Dataset records
— BEGIN —

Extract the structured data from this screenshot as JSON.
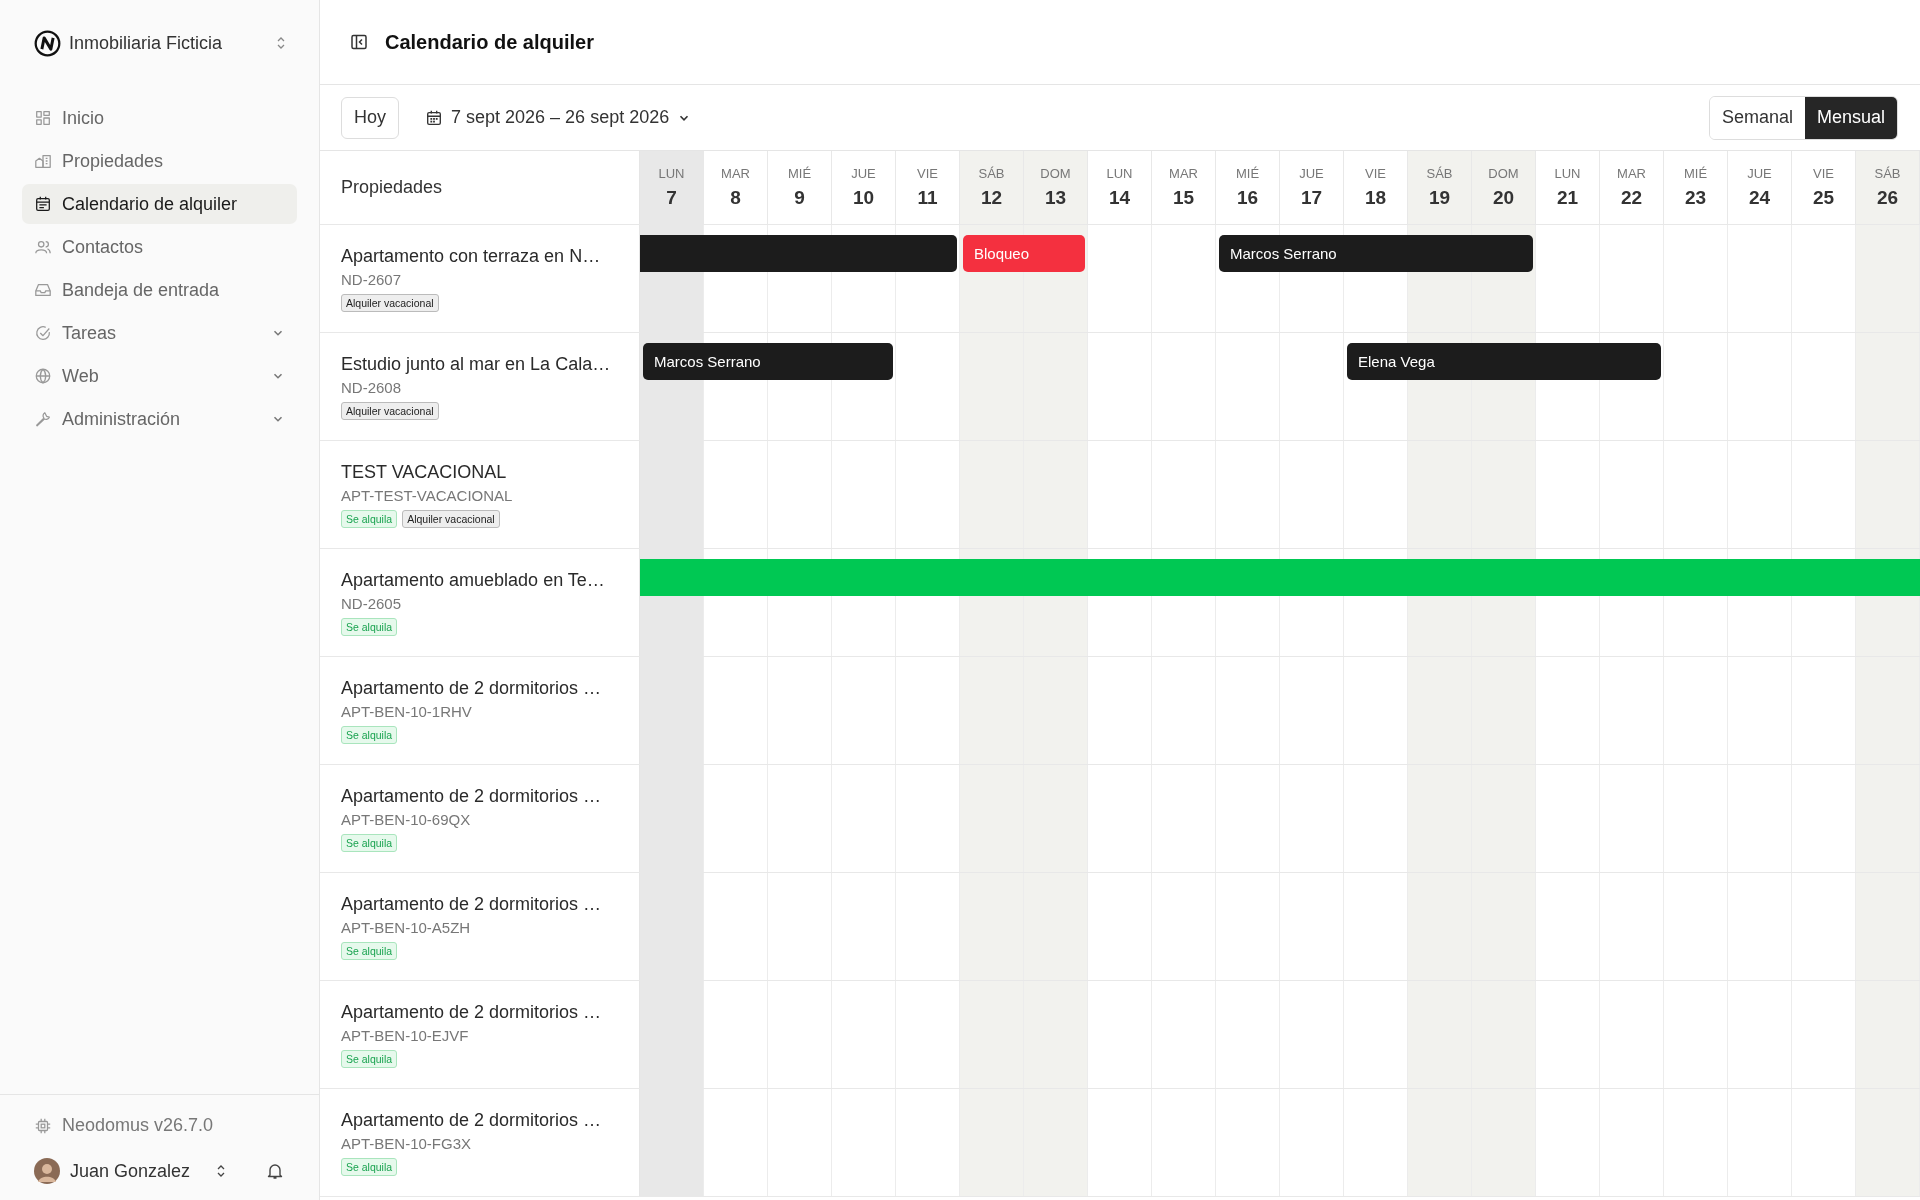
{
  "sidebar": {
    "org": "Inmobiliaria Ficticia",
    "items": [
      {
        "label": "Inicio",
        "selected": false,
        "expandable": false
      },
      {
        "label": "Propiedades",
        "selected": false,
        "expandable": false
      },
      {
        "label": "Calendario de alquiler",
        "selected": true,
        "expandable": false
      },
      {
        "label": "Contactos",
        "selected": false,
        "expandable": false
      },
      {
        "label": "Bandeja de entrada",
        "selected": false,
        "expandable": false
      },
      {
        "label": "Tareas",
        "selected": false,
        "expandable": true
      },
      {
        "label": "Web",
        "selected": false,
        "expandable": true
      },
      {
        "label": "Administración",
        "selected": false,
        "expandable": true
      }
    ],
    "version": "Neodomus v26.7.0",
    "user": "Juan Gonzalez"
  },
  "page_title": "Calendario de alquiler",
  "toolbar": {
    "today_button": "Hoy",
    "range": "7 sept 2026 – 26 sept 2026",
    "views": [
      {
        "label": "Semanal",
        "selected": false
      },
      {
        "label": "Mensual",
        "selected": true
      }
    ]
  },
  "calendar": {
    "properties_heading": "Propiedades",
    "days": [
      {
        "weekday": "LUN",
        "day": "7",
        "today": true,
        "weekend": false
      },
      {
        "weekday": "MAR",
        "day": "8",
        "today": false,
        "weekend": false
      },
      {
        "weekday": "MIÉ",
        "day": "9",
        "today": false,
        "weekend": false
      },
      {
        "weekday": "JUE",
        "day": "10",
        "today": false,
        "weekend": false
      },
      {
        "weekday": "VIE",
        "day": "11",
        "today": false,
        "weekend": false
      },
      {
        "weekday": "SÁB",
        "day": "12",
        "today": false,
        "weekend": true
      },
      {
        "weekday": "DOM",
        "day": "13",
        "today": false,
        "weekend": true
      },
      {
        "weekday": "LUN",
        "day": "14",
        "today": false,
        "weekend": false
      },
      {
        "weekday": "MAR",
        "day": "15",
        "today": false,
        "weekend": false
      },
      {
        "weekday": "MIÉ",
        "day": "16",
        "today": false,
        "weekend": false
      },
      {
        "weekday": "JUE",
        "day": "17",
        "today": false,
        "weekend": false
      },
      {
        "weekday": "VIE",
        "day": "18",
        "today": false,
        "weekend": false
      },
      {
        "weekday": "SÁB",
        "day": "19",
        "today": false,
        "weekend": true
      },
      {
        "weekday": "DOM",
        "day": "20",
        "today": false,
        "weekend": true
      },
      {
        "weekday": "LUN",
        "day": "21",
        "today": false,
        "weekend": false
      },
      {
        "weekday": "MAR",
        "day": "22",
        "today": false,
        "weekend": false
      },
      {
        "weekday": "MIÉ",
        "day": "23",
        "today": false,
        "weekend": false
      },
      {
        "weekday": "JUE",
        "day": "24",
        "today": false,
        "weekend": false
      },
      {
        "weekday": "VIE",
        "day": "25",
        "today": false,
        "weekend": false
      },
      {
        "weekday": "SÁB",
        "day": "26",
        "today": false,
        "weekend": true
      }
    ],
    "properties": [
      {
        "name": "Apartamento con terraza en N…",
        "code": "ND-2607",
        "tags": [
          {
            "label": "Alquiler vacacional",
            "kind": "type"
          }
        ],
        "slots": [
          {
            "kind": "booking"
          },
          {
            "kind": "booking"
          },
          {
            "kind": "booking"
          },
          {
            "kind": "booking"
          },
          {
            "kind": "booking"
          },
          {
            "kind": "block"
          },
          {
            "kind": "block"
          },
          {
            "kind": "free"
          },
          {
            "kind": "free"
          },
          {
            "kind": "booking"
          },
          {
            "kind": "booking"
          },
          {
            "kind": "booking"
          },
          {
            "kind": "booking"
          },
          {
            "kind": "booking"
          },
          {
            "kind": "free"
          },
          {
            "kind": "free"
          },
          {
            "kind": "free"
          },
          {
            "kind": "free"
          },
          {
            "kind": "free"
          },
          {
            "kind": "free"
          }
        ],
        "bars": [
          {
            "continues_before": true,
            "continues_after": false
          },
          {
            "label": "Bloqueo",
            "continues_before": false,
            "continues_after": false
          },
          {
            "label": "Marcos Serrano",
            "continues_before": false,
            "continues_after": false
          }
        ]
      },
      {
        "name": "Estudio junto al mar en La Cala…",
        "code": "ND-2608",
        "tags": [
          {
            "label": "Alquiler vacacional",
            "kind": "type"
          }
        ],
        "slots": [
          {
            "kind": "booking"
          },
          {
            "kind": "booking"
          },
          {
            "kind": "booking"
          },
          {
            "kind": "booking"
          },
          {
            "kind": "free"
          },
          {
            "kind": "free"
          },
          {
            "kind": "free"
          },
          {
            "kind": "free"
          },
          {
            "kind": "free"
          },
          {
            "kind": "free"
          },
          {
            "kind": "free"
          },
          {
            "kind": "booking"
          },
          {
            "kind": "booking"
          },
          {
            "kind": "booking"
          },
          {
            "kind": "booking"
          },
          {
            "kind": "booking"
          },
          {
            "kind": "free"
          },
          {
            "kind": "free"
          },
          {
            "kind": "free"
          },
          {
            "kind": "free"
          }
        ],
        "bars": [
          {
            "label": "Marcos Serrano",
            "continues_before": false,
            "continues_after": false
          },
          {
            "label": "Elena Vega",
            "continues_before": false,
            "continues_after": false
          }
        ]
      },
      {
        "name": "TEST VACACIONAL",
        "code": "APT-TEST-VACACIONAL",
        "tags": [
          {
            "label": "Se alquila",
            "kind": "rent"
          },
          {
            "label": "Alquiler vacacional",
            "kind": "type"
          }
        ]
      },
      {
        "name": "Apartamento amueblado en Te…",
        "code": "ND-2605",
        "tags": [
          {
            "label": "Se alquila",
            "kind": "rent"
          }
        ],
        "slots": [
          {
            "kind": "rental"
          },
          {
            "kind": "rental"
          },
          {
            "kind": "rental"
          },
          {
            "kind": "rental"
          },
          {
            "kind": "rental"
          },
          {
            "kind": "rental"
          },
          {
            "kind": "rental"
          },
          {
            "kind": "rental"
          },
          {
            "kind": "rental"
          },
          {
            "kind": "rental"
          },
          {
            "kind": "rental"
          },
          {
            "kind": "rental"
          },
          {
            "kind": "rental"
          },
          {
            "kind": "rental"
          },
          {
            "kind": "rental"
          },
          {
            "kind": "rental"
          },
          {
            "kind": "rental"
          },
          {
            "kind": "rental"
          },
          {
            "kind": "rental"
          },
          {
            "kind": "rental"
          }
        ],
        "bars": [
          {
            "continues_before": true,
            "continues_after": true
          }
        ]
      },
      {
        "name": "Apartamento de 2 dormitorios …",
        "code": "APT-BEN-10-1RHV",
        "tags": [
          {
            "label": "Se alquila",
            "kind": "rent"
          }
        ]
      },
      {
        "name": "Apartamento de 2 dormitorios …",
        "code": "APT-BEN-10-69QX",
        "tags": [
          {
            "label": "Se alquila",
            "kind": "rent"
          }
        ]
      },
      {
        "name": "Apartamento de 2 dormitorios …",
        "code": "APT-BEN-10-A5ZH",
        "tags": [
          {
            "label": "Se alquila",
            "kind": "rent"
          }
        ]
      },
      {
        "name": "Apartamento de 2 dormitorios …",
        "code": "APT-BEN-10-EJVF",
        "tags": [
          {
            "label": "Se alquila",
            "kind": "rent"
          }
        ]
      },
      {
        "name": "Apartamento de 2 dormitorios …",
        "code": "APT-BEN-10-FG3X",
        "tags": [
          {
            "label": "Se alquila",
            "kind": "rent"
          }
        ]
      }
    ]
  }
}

— END —

Can the entries above be repeated exactly, without their pictures?

## Task output:
Extract the structured data from this screenshot as JSON.
{
  "sidebar": {
    "org": "Inmobiliaria Ficticia",
    "items": [
      {
        "label": "Inicio",
        "selected": false,
        "expandable": false
      },
      {
        "label": "Propiedades",
        "selected": false,
        "expandable": false
      },
      {
        "label": "Calendario de alquiler",
        "selected": true,
        "expandable": false
      },
      {
        "label": "Contactos",
        "selected": false,
        "expandable": false
      },
      {
        "label": "Bandeja de entrada",
        "selected": false,
        "expandable": false
      },
      {
        "label": "Tareas",
        "selected": false,
        "expandable": true
      },
      {
        "label": "Web",
        "selected": false,
        "expandable": true
      },
      {
        "label": "Administración",
        "selected": false,
        "expandable": true
      }
    ],
    "version": "Neodomus v26.7.0",
    "user": "Juan Gonzalez"
  },
  "page_title": "Calendario de alquiler",
  "toolbar": {
    "today_button": "Hoy",
    "range": "7 sept 2026 – 26 sept 2026",
    "views": [
      {
        "label": "Semanal",
        "selected": false
      },
      {
        "label": "Mensual",
        "selected": true
      }
    ]
  },
  "calendar": {
    "properties_heading": "Propiedades",
    "days": [
      {
        "weekday": "LUN",
        "day": "7",
        "today": true,
        "weekend": false
      },
      {
        "weekday": "MAR",
        "day": "8",
        "today": false,
        "weekend": false
      },
      {
        "weekday": "MIÉ",
        "day": "9",
        "today": false,
        "weekend": false
      },
      {
        "weekday": "JUE",
        "day": "10",
        "today": false,
        "weekend": false
      },
      {
        "weekday": "VIE",
        "day": "11",
        "today": false,
        "weekend": false
      },
      {
        "weekday": "SÁB",
        "day": "12",
        "today": false,
        "weekend": true
      },
      {
        "weekday": "DOM",
        "day": "13",
        "today": false,
        "weekend": true
      },
      {
        "weekday": "LUN",
        "day": "14",
        "today": false,
        "weekend": false
      },
      {
        "weekday": "MAR",
        "day": "15",
        "today": false,
        "weekend": false
      },
      {
        "weekday": "MIÉ",
        "day": "16",
        "today": false,
        "weekend": false
      },
      {
        "weekday": "JUE",
        "day": "17",
        "today": false,
        "weekend": false
      },
      {
        "weekday": "VIE",
        "day": "18",
        "today": false,
        "weekend": false
      },
      {
        "weekday": "SÁB",
        "day": "19",
        "today": false,
        "weekend": true
      },
      {
        "weekday": "DOM",
        "day": "20",
        "today": false,
        "weekend": true
      },
      {
        "weekday": "LUN",
        "day": "21",
        "today": false,
        "weekend": false
      },
      {
        "weekday": "MAR",
        "day": "22",
        "today": false,
        "weekend": false
      },
      {
        "weekday": "MIÉ",
        "day": "23",
        "today": false,
        "weekend": false
      },
      {
        "weekday": "JUE",
        "day": "24",
        "today": false,
        "weekend": false
      },
      {
        "weekday": "VIE",
        "day": "25",
        "today": false,
        "weekend": false
      },
      {
        "weekday": "SÁB",
        "day": "26",
        "today": false,
        "weekend": true
      }
    ],
    "properties": [
      {
        "name": "Apartamento con terraza en N…",
        "code": "ND-2607",
        "tags": [
          {
            "label": "Alquiler vacacional",
            "kind": "type"
          }
        ],
        "slots": [
          {
            "kind": "booking"
          },
          {
            "kind": "booking"
          },
          {
            "kind": "booking"
          },
          {
            "kind": "booking"
          },
          {
            "kind": "booking"
          },
          {
            "kind": "block"
          },
          {
            "kind": "block"
          },
          {
            "kind": "free"
          },
          {
            "kind": "free"
          },
          {
            "kind": "booking"
          },
          {
            "kind": "booking"
          },
          {
            "kind": "booking"
          },
          {
            "kind": "booking"
          },
          {
            "kind": "booking"
          },
          {
            "kind": "free"
          },
          {
            "kind": "free"
          },
          {
            "kind": "free"
          },
          {
            "kind": "free"
          },
          {
            "kind": "free"
          },
          {
            "kind": "free"
          }
        ],
        "bars": [
          {
            "continues_before": true,
            "continues_after": false
          },
          {
            "label": "Bloqueo",
            "continues_before": false,
            "continues_after": false
          },
          {
            "label": "Marcos Serrano",
            "continues_before": false,
            "continues_after": false
          }
        ]
      },
      {
        "name": "Estudio junto al mar en La Cala…",
        "code": "ND-2608",
        "tags": [
          {
            "label": "Alquiler vacacional",
            "kind": "type"
          }
        ],
        "slots": [
          {
            "kind": "booking"
          },
          {
            "kind": "booking"
          },
          {
            "kind": "booking"
          },
          {
            "kind": "booking"
          },
          {
            "kind": "free"
          },
          {
            "kind": "free"
          },
          {
            "kind": "free"
          },
          {
            "kind": "free"
          },
          {
            "kind": "free"
          },
          {
            "kind": "free"
          },
          {
            "kind": "free"
          },
          {
            "kind": "booking"
          },
          {
            "kind": "booking"
          },
          {
            "kind": "booking"
          },
          {
            "kind": "booking"
          },
          {
            "kind": "booking"
          },
          {
            "kind": "free"
          },
          {
            "kind": "free"
          },
          {
            "kind": "free"
          },
          {
            "kind": "free"
          }
        ],
        "bars": [
          {
            "label": "Marcos Serrano",
            "continues_before": false,
            "continues_after": false
          },
          {
            "label": "Elena Vega",
            "continues_before": false,
            "continues_after": false
          }
        ]
      },
      {
        "name": "TEST VACACIONAL",
        "code": "APT-TEST-VACACIONAL",
        "tags": [
          {
            "label": "Se alquila",
            "kind": "rent"
          },
          {
            "label": "Alquiler vacacional",
            "kind": "type"
          }
        ]
      },
      {
        "name": "Apartamento amueblado en Te…",
        "code": "ND-2605",
        "tags": [
          {
            "label": "Se alquila",
            "kind": "rent"
          }
        ],
        "slots": [
          {
            "kind": "rental"
          },
          {
            "kind": "rental"
          },
          {
            "kind": "rental"
          },
          {
            "kind": "rental"
          },
          {
            "kind": "rental"
          },
          {
            "kind": "rental"
          },
          {
            "kind": "rental"
          },
          {
            "kind": "rental"
          },
          {
            "kind": "rental"
          },
          {
            "kind": "rental"
          },
          {
            "kind": "rental"
          },
          {
            "kind": "rental"
          },
          {
            "kind": "rental"
          },
          {
            "kind": "rental"
          },
          {
            "kind": "rental"
          },
          {
            "kind": "rental"
          },
          {
            "kind": "rental"
          },
          {
            "kind": "rental"
          },
          {
            "kind": "rental"
          },
          {
            "kind": "rental"
          }
        ],
        "bars": [
          {
            "continues_before": true,
            "continues_after": true
          }
        ]
      },
      {
        "name": "Apartamento de 2 dormitorios …",
        "code": "APT-BEN-10-1RHV",
        "tags": [
          {
            "label": "Se alquila",
            "kind": "rent"
          }
        ]
      },
      {
        "name": "Apartamento de 2 dormitorios …",
        "code": "APT-BEN-10-69QX",
        "tags": [
          {
            "label": "Se alquila",
            "kind": "rent"
          }
        ]
      },
      {
        "name": "Apartamento de 2 dormitorios …",
        "code": "APT-BEN-10-A5ZH",
        "tags": [
          {
            "label": "Se alquila",
            "kind": "rent"
          }
        ]
      },
      {
        "name": "Apartamento de 2 dormitorios …",
        "code": "APT-BEN-10-EJVF",
        "tags": [
          {
            "label": "Se alquila",
            "kind": "rent"
          }
        ]
      },
      {
        "name": "Apartamento de 2 dormitorios …",
        "code": "APT-BEN-10-FG3X",
        "tags": [
          {
            "label": "Se alquila",
            "kind": "rent"
          }
        ]
      }
    ]
  }
}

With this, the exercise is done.